Stored records
☆ ☆ ☆

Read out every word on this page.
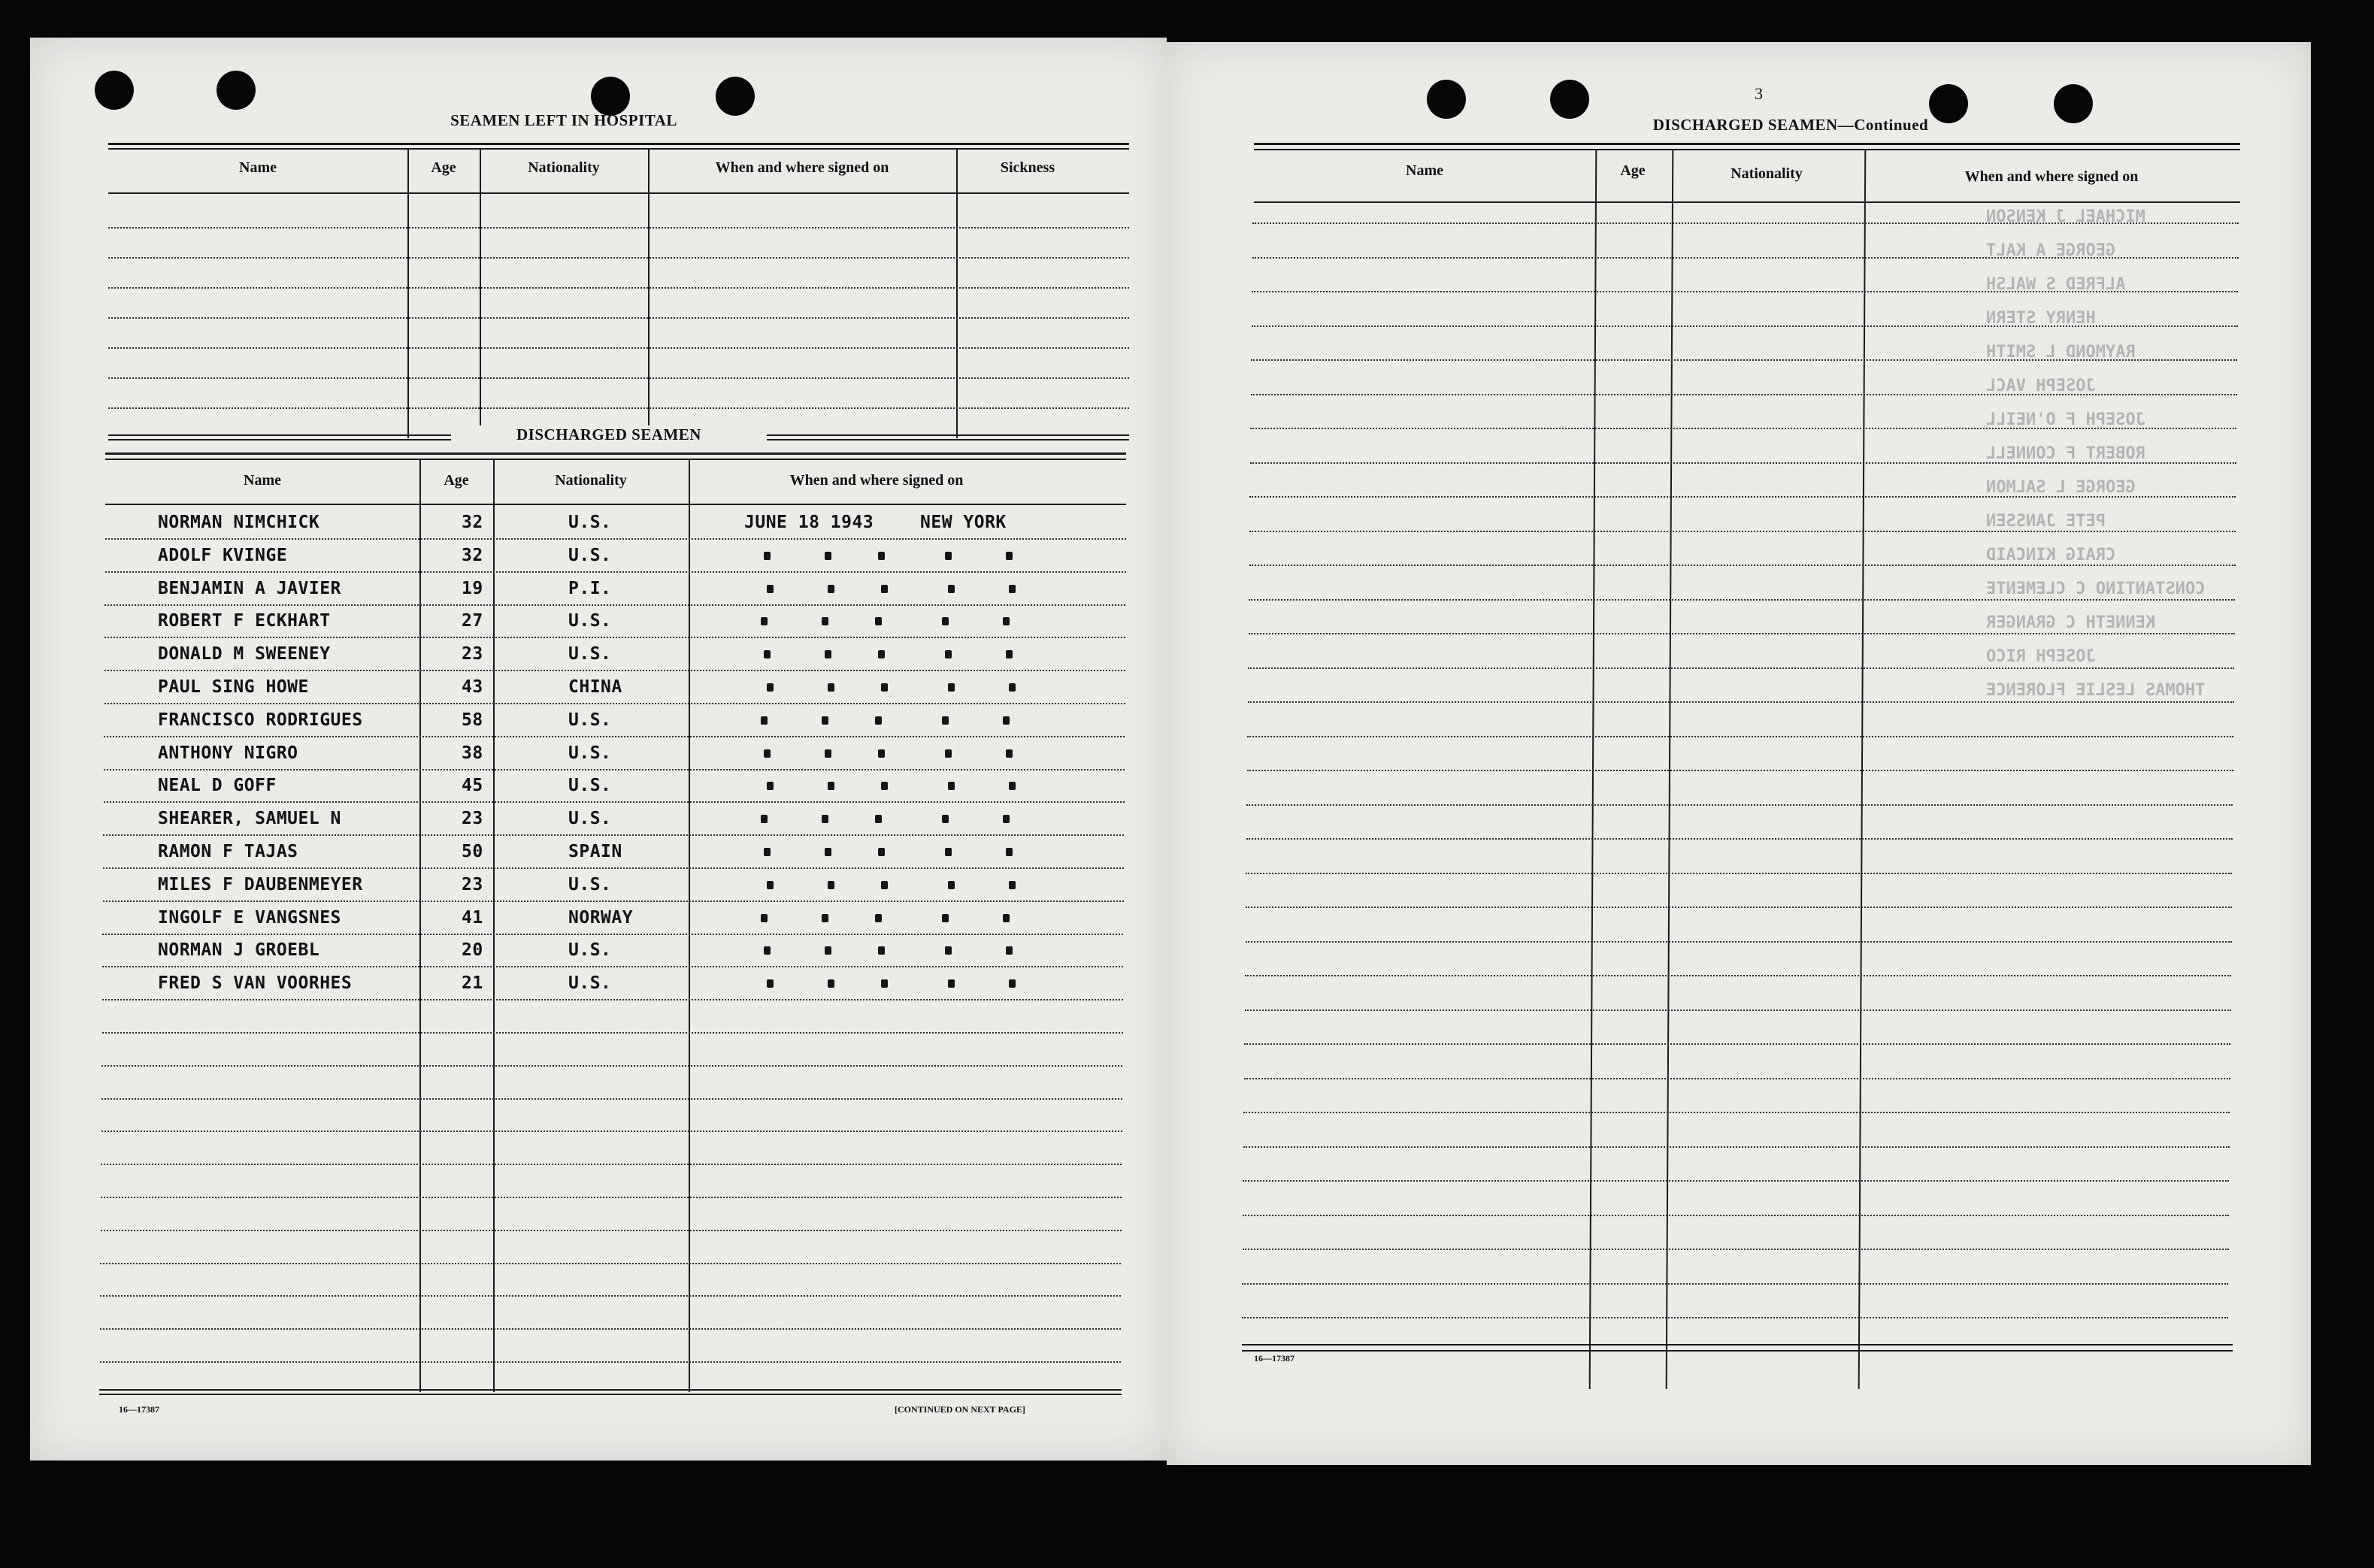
SEAMEN LEFT IN HOSPITAL
Name	Age	Nationality	When and where signed on	Sickness
DISCHARGED SEAMEN
Name	Age	Nationality	When and where signed on
NORMAN NIMCHICK	32	U.S.	JUNE 18 1943	NEW YORK
ADOLF KVINGE	32	U.S.
BENJAMIN A JAVIER	19	P.I.
ROBERT F ECKHART	27	U.S.
DONALD M SWEENEY	23	U.S.
PAUL SING HOWE	43	CHINA
FRANCISCO RODRIGUES	58	U.S.
ANTHONY NIGRO	38	U.S.
NEAL D GOFF	45	U.S.
SHEARER, SAMUEL N	23	U.S.
RAMON F TAJAS	50	SPAIN
MILES F DAUBENMEYER	23	U.S.
INGOLF E VANGSNES	41	NORWAY
NORMAN J GROEBL	20	U.S.
FRED S VAN VOORHES	21	U.S.
16—17387	[CONTINUED ON NEXT PAGE]
3
DISCHARGED SEAMEN—Continued
Name	Age	Nationality	When and where signed on
MICHAEL J KENSON
GEORGE A KALT
ALFRED S WALSH
HENRY STERN
RAYMOND L SMITH
JOSEPH VACL
JOSEPH F O'NEILL
ROBERT F CONNELL
GEORGE L SALMON
PETE JANSSEN
CRAIG KINCAID
CONSTANTINO C CLEMENTE
KENNETH C GRANGER
JOSEPH RICO
THOMAS LESLIE FLORENCE
16—17387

☆ ☆ ☆

PROBLEM DESCRIPTION: Copy all of the entries verbatim, leaving out any pictures they contain.

FULL ANSWER:
Read out every word on this page.
SEAMEN LEFT IN HOSPITAL
Name	Age	Nationality	When and where signed on	Sickness
DISCHARGED SEAMEN
Name	Age	Nationality	When and where signed on
NORMAN NIMCHICK	32	U.S.	JUNE 18 1943	NEW YORK
ADOLF KVINGE	32	U.S.
BENJAMIN A JAVIER	19	P.I.
ROBERT F ECKHART	27	U.S.
DONALD M SWEENEY	23	U.S.
PAUL SING HOWE	43	CHINA
FRANCISCO RODRIGUES	58	U.S.
ANTHONY NIGRO	38	U.S.
NEAL D GOFF	45	U.S.
SHEARER, SAMUEL N	23	U.S.
RAMON F TAJAS	50	SPAIN
MILES F DAUBENMEYER	23	U.S.
INGOLF E VANGSNES	41	NORWAY
NORMAN J GROEBL	20	U.S.
FRED S VAN VOORHES	21	U.S.
16—17387	[CONTINUED ON NEXT PAGE]
3
DISCHARGED SEAMEN—Continued
Name	Age	Nationality	When and where signed on
MICHAEL J KENSON
GEORGE A KALT
ALFRED S WALSH
HENRY STERN
RAYMOND L SMITH
JOSEPH VACL
JOSEPH F O'NEILL
ROBERT F CONNELL
GEORGE L SALMON
PETE JANSSEN
CRAIG KINCAID
CONSTANTINO C CLEMENTE
KENNETH C GRANGER
JOSEPH RICO
THOMAS LESLIE FLORENCE
16—17387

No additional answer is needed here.